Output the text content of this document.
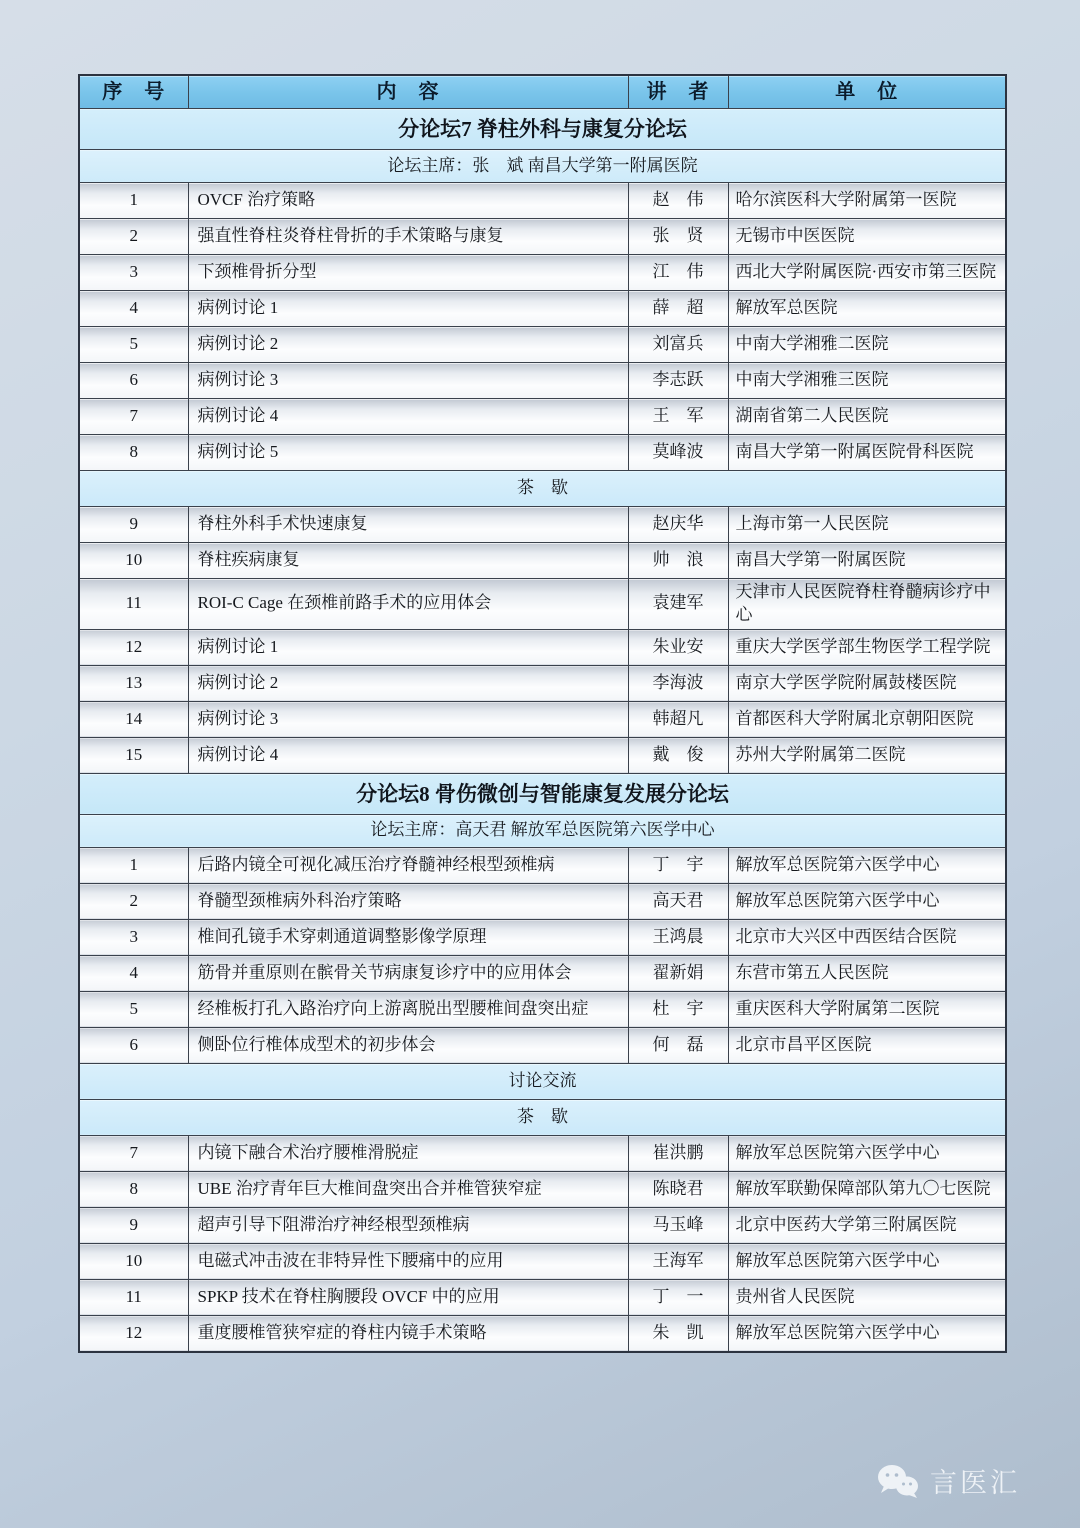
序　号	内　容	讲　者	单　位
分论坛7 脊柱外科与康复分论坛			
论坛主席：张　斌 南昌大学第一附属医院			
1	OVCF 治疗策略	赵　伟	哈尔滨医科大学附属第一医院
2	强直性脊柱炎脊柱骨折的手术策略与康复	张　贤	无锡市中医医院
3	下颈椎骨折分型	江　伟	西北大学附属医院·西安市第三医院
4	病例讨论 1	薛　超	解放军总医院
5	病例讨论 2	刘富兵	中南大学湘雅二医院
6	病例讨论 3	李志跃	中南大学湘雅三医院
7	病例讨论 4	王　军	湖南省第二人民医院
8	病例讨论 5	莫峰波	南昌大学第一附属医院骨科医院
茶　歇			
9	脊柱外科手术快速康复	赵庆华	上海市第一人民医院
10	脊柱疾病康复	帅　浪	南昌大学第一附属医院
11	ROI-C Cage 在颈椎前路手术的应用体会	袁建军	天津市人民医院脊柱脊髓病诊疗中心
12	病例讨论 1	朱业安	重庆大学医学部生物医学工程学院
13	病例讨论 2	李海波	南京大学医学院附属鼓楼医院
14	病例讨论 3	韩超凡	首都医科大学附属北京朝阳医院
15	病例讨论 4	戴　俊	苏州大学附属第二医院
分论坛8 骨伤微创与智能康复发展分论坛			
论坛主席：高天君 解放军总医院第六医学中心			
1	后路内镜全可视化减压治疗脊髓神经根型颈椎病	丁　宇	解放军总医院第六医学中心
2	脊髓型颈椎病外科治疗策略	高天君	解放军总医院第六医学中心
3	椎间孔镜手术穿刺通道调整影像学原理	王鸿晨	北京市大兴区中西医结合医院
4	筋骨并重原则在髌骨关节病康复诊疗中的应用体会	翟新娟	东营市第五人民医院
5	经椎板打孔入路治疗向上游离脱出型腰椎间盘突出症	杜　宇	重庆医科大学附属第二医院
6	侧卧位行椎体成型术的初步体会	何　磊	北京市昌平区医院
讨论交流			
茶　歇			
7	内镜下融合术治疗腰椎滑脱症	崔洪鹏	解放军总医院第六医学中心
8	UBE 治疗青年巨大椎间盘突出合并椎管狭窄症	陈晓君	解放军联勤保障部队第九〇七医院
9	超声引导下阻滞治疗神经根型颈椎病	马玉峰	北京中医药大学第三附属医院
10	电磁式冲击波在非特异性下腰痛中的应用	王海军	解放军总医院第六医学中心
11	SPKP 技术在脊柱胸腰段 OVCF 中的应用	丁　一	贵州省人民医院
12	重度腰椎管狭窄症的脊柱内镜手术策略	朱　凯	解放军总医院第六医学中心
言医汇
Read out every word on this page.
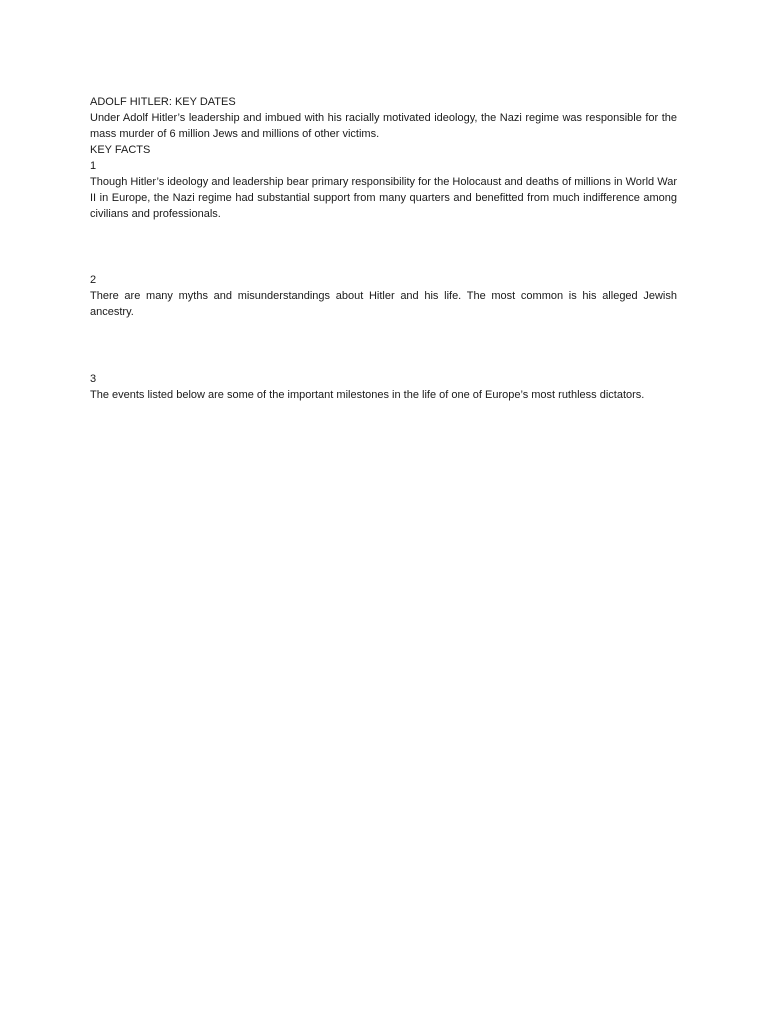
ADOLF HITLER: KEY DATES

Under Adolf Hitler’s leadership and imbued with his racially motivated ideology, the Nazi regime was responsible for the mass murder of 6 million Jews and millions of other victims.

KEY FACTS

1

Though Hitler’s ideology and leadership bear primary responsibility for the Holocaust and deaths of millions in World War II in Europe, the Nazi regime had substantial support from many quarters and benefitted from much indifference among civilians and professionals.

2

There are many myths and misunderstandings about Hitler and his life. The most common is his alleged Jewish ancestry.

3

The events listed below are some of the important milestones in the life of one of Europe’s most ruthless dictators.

...

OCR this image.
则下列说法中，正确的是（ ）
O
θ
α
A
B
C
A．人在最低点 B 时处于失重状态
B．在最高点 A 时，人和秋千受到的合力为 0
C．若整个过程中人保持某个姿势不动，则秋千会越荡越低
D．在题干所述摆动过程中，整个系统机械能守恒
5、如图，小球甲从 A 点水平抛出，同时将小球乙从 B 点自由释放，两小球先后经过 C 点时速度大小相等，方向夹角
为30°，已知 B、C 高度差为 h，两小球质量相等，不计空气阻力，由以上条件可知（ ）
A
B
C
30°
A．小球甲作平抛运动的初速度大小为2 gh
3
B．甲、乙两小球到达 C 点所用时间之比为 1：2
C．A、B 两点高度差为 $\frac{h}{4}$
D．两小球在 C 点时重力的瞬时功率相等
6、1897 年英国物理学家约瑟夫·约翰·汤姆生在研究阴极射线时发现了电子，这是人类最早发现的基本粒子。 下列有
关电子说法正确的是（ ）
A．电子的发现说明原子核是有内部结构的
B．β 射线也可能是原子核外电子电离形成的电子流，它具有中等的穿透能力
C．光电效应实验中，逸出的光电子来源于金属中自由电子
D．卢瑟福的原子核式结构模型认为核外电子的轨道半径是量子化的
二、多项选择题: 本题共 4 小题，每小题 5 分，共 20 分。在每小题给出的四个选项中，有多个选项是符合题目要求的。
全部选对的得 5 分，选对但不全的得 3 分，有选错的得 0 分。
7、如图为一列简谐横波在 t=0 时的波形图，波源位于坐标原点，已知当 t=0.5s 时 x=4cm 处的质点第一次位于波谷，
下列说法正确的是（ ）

--

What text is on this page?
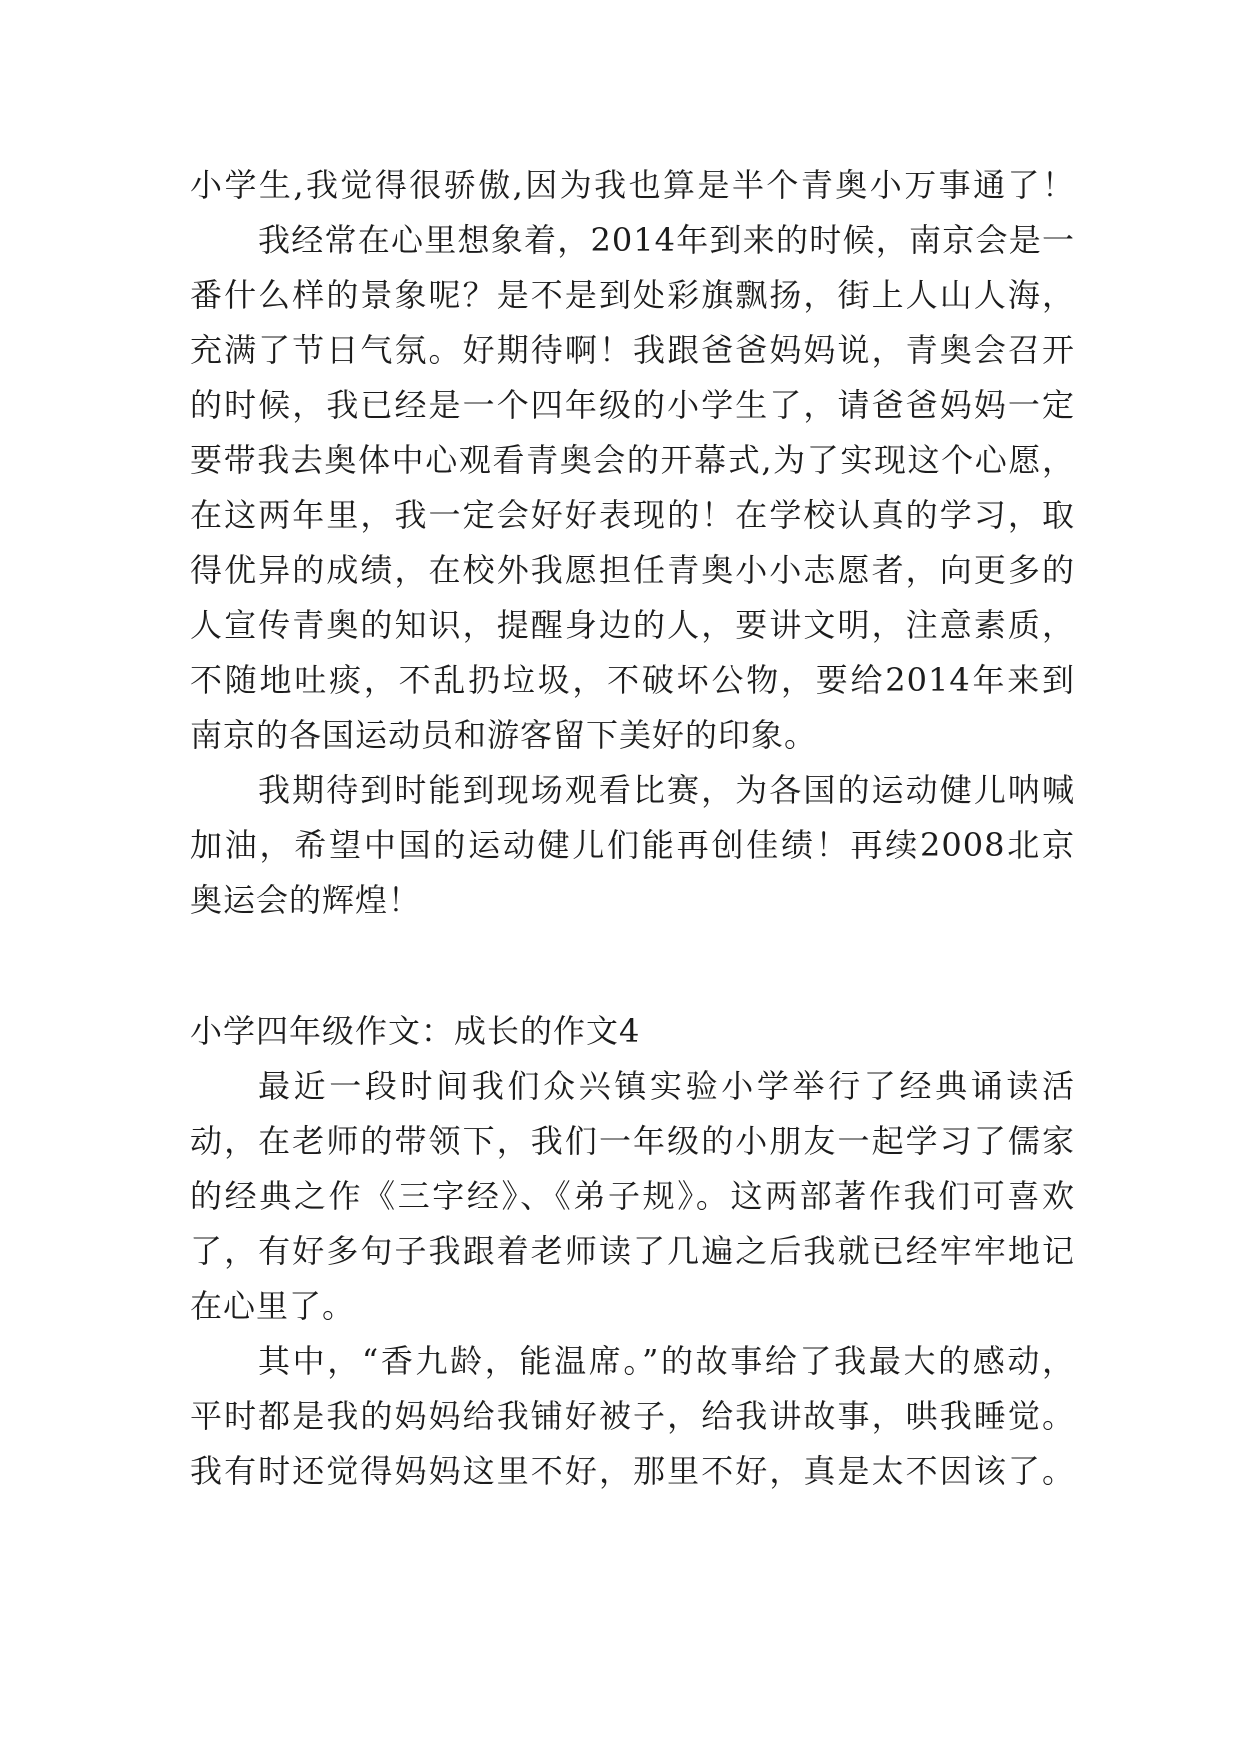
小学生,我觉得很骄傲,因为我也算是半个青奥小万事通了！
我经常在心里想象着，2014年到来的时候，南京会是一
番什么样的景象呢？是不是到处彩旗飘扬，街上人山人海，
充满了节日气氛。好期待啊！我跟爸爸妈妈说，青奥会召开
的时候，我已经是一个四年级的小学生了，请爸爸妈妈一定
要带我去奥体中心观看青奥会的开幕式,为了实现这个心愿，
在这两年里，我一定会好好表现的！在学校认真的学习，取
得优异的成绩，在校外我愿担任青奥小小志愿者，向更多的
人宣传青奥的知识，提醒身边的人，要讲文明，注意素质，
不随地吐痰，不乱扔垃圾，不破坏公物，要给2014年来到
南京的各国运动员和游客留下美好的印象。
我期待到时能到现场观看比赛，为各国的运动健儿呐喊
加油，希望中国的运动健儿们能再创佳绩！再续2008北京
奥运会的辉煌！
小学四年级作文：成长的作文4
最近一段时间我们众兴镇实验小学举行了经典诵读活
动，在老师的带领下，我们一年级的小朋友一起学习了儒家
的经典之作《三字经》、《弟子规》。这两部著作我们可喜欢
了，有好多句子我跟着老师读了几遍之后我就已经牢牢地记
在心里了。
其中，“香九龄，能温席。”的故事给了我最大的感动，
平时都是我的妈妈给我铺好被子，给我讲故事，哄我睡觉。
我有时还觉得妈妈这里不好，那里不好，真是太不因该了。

* _What is required_
Copy out all lines where the word "解放军总医院第六医学中心" appears.

* _Solved exercise_
论坛主席：高天君 解放军总医院第六医学中心			
1	后路内镜全可视化减压治疗脊髓神经根型颈椎病	丁　宇	解放军总医院第六医学中心
2	脊髓型颈椎病外科治疗策略	高天君	解放军总医院第六医学中心
7	内镜下融合术治疗腰椎滑脱症	崔洪鹏	解放军总医院第六医学中心
10	电磁式冲击波在非特异性下腰痛中的应用	王海军	解放军总医院第六医学中心
12	重度腰椎管狭窄症的脊柱内镜手术策略	朱　凯	解放军总医院第六医学中心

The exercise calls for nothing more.